> _INSTRUCTION_: Give the data below again exactly as it stands. Omit the pictures.

>> begin MATERIAL FOR THIS EXERCISE

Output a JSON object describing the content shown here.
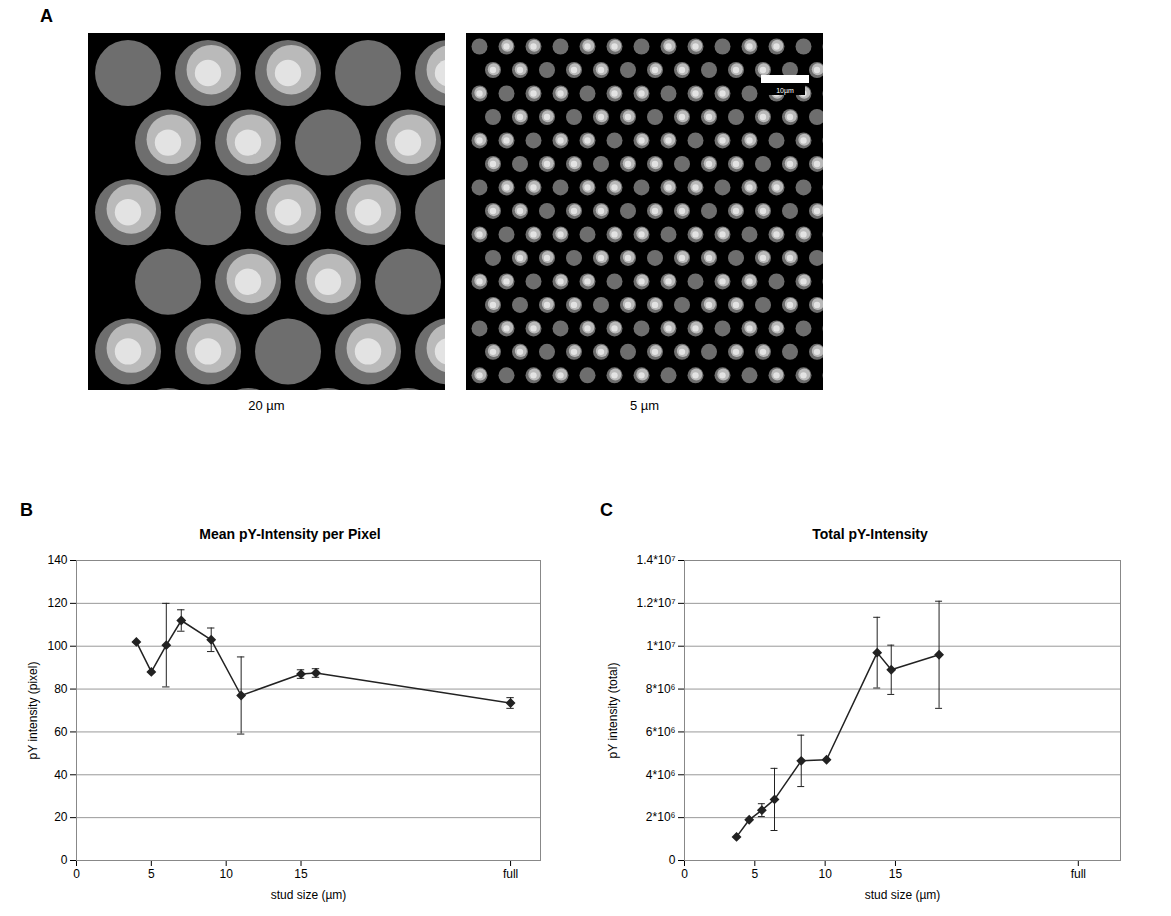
{
  "panel_a": {
    "letter": "A",
    "images": [
      {
        "caption": "20 µm"
      },
      {
        "caption": "5 µm",
        "scale_bar_label": "10µm"
      }
    ]
  },
  "chart_data": [
    {
      "panel": "B",
      "type": "line",
      "title": "Mean pY-Intensity per Pixel",
      "x_label": "stud size (µm)",
      "y_label": "pY intensity (pixel)",
      "x": [
        4,
        5,
        6,
        7,
        9,
        11,
        15,
        16,
        29
      ],
      "values": [
        102,
        88,
        100.5,
        112,
        103,
        77,
        87,
        87.5,
        73.5
      ],
      "errors": [
        null,
        null,
        19.5,
        5,
        5.5,
        18,
        2,
        2,
        2.5
      ],
      "xlim": [
        0,
        31
      ],
      "xticks": [
        0,
        5,
        10,
        15,
        {
          "value": 29,
          "label": "full"
        }
      ],
      "ylim": [
        0,
        140
      ],
      "yticks": [
        0,
        20,
        40,
        60,
        80,
        100,
        120,
        140
      ],
      "grid": true,
      "marker": "diamond",
      "color": "#222222"
    },
    {
      "panel": "C",
      "type": "line",
      "title": "Total pY-Intensity",
      "x_label": "stud size (µm)",
      "y_label": "pY intensity (total)",
      "x": [
        3.7,
        4.6,
        5.5,
        6.4,
        8.3,
        10.1,
        13.7,
        14.7,
        18.1
      ],
      "values": [
        1100000,
        1900000,
        2350000,
        2850000,
        4650000,
        4700000,
        9700000,
        8900000,
        9600000
      ],
      "errors": [
        null,
        null,
        300000,
        1450000,
        1200000,
        null,
        1650000,
        1150000,
        2500000
      ],
      "xlim": [
        0,
        31
      ],
      "xticks": [
        0,
        5,
        10,
        15,
        {
          "value": 28,
          "label": "full"
        }
      ],
      "ylim": [
        0,
        14000000
      ],
      "yticks": [
        0,
        {
          "value": 2000000,
          "label": "2*10⁶"
        },
        {
          "value": 4000000,
          "label": "4*10⁶"
        },
        {
          "value": 6000000,
          "label": "6*10⁶"
        },
        {
          "value": 8000000,
          "label": "8*10⁶"
        },
        {
          "value": 10000000,
          "label": "1*10⁷"
        },
        {
          "value": 12000000,
          "label": "1.2*10⁷"
        },
        {
          "value": 14000000,
          "label": "1.4*10⁷"
        }
      ],
      "grid": true,
      "marker": "diamond",
      "color": "#222222"
    }
  ]
}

>> end MATERIAL FOR THIS EXERCISE

> _THE RESULT_:
Output a JSON object describing the content shown here.
{
  "panel_a": {
    "letter": "A",
    "images": [
      {
        "caption": "20 µm"
      },
      {
        "caption": "5 µm",
        "scale_bar_label": "10µm"
      }
    ]
  },
  "chart_data": [
    {
      "panel": "B",
      "type": "line",
      "title": "Mean pY-Intensity per Pixel",
      "x_label": "stud size (µm)",
      "y_label": "pY intensity (pixel)",
      "x": [
        4,
        5,
        6,
        7,
        9,
        11,
        15,
        16,
        29
      ],
      "values": [
        102,
        88,
        100.5,
        112,
        103,
        77,
        87,
        87.5,
        73.5
      ],
      "errors": [
        null,
        null,
        19.5,
        5,
        5.5,
        18,
        2,
        2,
        2.5
      ],
      "xlim": [
        0,
        31
      ],
      "xticks": [
        0,
        5,
        10,
        15,
        {
          "value": 29,
          "label": "full"
        }
      ],
      "ylim": [
        0,
        140
      ],
      "yticks": [
        0,
        20,
        40,
        60,
        80,
        100,
        120,
        140
      ],
      "grid": true,
      "marker": "diamond",
      "color": "#222222"
    },
    {
      "panel": "C",
      "type": "line",
      "title": "Total pY-Intensity",
      "x_label": "stud size (µm)",
      "y_label": "pY intensity (total)",
      "x": [
        3.7,
        4.6,
        5.5,
        6.4,
        8.3,
        10.1,
        13.7,
        14.7,
        18.1
      ],
      "values": [
        1100000,
        1900000,
        2350000,
        2850000,
        4650000,
        4700000,
        9700000,
        8900000,
        9600000
      ],
      "errors": [
        null,
        null,
        300000,
        1450000,
        1200000,
        null,
        1650000,
        1150000,
        2500000
      ],
      "xlim": [
        0,
        31
      ],
      "xticks": [
        0,
        5,
        10,
        15,
        {
          "value": 28,
          "label": "full"
        }
      ],
      "ylim": [
        0,
        14000000
      ],
      "yticks": [
        0,
        {
          "value": 2000000,
          "label": "2*10⁶"
        },
        {
          "value": 4000000,
          "label": "4*10⁶"
        },
        {
          "value": 6000000,
          "label": "6*10⁶"
        },
        {
          "value": 8000000,
          "label": "8*10⁶"
        },
        {
          "value": 10000000,
          "label": "1*10⁷"
        },
        {
          "value": 12000000,
          "label": "1.2*10⁷"
        },
        {
          "value": 14000000,
          "label": "1.4*10⁷"
        }
      ],
      "grid": true,
      "marker": "diamond",
      "color": "#222222"
    }
  ]
}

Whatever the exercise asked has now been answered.